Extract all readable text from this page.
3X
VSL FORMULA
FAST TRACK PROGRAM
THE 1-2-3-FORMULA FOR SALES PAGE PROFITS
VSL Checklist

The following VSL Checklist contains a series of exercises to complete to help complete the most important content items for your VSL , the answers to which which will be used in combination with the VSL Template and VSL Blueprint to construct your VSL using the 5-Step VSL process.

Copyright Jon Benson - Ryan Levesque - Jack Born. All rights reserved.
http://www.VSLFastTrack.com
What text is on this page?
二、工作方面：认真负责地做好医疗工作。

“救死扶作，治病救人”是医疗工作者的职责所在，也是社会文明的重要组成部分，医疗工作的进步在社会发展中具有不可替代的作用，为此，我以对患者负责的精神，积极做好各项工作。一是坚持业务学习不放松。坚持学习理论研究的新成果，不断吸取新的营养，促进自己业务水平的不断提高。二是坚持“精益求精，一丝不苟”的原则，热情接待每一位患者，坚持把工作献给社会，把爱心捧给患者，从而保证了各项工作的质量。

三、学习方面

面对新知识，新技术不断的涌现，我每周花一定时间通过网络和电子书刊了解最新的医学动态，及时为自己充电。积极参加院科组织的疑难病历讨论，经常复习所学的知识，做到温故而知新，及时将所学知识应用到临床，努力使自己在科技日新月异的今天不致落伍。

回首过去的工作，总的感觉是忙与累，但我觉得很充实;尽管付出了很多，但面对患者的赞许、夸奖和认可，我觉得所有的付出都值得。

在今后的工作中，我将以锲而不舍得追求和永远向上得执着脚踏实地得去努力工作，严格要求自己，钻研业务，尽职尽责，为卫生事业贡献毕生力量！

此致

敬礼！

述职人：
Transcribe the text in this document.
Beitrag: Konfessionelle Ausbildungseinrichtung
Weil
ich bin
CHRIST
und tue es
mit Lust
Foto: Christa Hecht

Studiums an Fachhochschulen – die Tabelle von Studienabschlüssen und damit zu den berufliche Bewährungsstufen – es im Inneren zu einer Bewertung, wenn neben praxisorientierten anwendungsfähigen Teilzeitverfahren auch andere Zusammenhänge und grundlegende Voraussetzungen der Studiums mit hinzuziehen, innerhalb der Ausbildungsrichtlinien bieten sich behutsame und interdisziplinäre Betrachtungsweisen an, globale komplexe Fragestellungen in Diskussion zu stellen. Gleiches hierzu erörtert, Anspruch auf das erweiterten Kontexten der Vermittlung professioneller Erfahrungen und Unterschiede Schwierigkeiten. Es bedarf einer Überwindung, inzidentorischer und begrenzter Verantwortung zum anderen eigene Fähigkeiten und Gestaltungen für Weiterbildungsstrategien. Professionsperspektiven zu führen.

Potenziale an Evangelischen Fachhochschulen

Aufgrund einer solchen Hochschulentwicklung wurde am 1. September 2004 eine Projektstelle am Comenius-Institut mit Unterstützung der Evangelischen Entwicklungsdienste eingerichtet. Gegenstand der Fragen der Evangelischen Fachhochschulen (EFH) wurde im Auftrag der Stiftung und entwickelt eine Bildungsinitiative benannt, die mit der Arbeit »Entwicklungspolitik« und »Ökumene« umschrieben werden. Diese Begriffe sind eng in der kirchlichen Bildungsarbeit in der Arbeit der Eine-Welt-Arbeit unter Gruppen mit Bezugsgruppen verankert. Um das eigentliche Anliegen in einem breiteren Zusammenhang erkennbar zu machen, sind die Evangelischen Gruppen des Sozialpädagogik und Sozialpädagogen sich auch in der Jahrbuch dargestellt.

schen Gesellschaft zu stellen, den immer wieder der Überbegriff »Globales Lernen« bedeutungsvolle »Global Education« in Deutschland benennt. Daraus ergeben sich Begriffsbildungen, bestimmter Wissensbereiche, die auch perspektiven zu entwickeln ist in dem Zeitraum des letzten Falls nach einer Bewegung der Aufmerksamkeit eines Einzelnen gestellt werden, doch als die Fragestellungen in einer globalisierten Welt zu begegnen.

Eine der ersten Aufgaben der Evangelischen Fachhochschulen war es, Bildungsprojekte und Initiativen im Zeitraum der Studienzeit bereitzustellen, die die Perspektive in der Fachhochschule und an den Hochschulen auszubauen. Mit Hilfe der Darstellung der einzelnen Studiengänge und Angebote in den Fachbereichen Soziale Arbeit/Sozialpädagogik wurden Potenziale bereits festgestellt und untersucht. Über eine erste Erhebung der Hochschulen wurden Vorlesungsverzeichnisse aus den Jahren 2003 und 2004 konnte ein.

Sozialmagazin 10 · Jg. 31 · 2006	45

- - - - - - -

_Requirements:_
Take the entries and copy them out exactly.

_Response to the exercise:_
Extract all readable text from this page.
3X
VSL FORMULA
FAST TRACK PROGRAM
THE 1-2-3-FORMULA FOR SALES PAGE PROFITS
VSL Checklist

The following VSL Checklist contains a series of exercises to complete to help complete the most important content items for your VSL , the answers to which which will be used in combination with the VSL Template and VSL Blueprint to construct your VSL using the 5-Step VSL process.

Copyright Jon Benson - Ryan Levesque - Jack Born. All rights reserved.
http://www.VSLFastTrack.com
What text is on this page?
二、工作方面：认真负责地做好医疗工作。

“救死扶作，治病救人”是医疗工作者的职责所在，也是社会文明的重要组成部分，医疗工作的进步在社会发展中具有不可替代的作用，为此，我以对患者负责的精神，积极做好各项工作。一是坚持业务学习不放松。坚持学习理论研究的新成果，不断吸取新的营养，促进自己业务水平的不断提高。二是坚持“精益求精，一丝不苟”的原则，热情接待每一位患者，坚持把工作献给社会，把爱心捧给患者，从而保证了各项工作的质量。

三、学习方面

面对新知识，新技术不断的涌现，我每周花一定时间通过网络和电子书刊了解最新的医学动态，及时为自己充电。积极参加院科组织的疑难病历讨论，经常复习所学的知识，做到温故而知新，及时将所学知识应用到临床，努力使自己在科技日新月异的今天不致落伍。

回首过去的工作，总的感觉是忙与累，但我觉得很充实;尽管付出了很多，但面对患者的赞许、夸奖和认可，我觉得所有的付出都值得。

在今后的工作中，我将以锲而不舍得追求和永远向上得执着脚踏实地得去努力工作，严格要求自己，钻研业务，尽职尽责，为卫生事业贡献毕生力量！

此致

敬礼！

述职人：
Transcribe the text in this document.
Beitrag: Konfessionelle Ausbildungseinrichtung
Weil
ich bin
CHRIST
und tue es
mit Lust
Foto: Christa Hecht

Studiums an Fachhochschulen – die Tabelle von Studienabschlüssen und damit zu den berufliche Bewährungsstufen – es im Inneren zu einer Bewertung, wenn neben praxisorientierten anwendungsfähigen Teilzeitverfahren auch andere Zusammenhänge und grundlegende Voraussetzungen der Studiums mit hinzuziehen, innerhalb der Ausbildungsrichtlinien bieten sich behutsame und interdisziplinäre Betrachtungsweisen an, globale komplexe Fragestellungen in Diskussion zu stellen. Gleiches hierzu erörtert, Anspruch auf das erweiterten Kontexten der Vermittlung professioneller Erfahrungen und Unterschiede Schwierigkeiten. Es bedarf einer Überwindung, inzidentorischer und begrenzter Verantwortung zum anderen eigene Fähigkeiten und Gestaltungen für Weiterbildungsstrategien. Professionsperspektiven zu führen.

Potenziale an Evangelischen Fachhochschulen

Aufgrund einer solchen Hochschulentwicklung wurde am 1. September 2004 eine Projektstelle am Comenius-Institut mit Unterstützung der Evangelischen Entwicklungsdienste eingerichtet. Gegenstand der Fragen der Evangelischen Fachhochschulen (EFH) wurde im Auftrag der Stiftung und entwickelt eine Bildungsinitiative benannt, die mit der Arbeit »Entwicklungspolitik« und »Ökumene« umschrieben werden. Diese Begriffe sind eng in der kirchlichen Bildungsarbeit in der Arbeit der Eine-Welt-Arbeit unter Gruppen mit Bezugsgruppen verankert. Um das eigentliche Anliegen in einem breiteren Zusammenhang erkennbar zu machen, sind die Evangelischen Gruppen des Sozialpädagogik und Sozialpädagogen sich auch in der Jahrbuch dargestellt.

schen Gesellschaft zu stellen, den immer wieder der Überbegriff »Globales Lernen« bedeutungsvolle »Global Education« in Deutschland benennt. Daraus ergeben sich Begriffsbildungen, bestimmter Wissensbereiche, die auch perspektiven zu entwickeln ist in dem Zeitraum des letzten Falls nach einer Bewegung der Aufmerksamkeit eines Einzelnen gestellt werden, doch als die Fragestellungen in einer globalisierten Welt zu begegnen.

Eine der ersten Aufgaben der Evangelischen Fachhochschulen war es, Bildungsprojekte und Initiativen im Zeitraum der Studienzeit bereitzustellen, die die Perspektive in der Fachhochschule und an den Hochschulen auszubauen. Mit Hilfe der Darstellung der einzelnen Studiengänge und Angebote in den Fachbereichen Soziale Arbeit/Sozialpädagogik wurden Potenziale bereits festgestellt und untersucht. Über eine erste Erhebung der Hochschulen wurden Vorlesungsverzeichnisse aus den Jahren 2003 und 2004 konnte ein.

Sozialmagazin 10 · Jg. 31 · 2006	45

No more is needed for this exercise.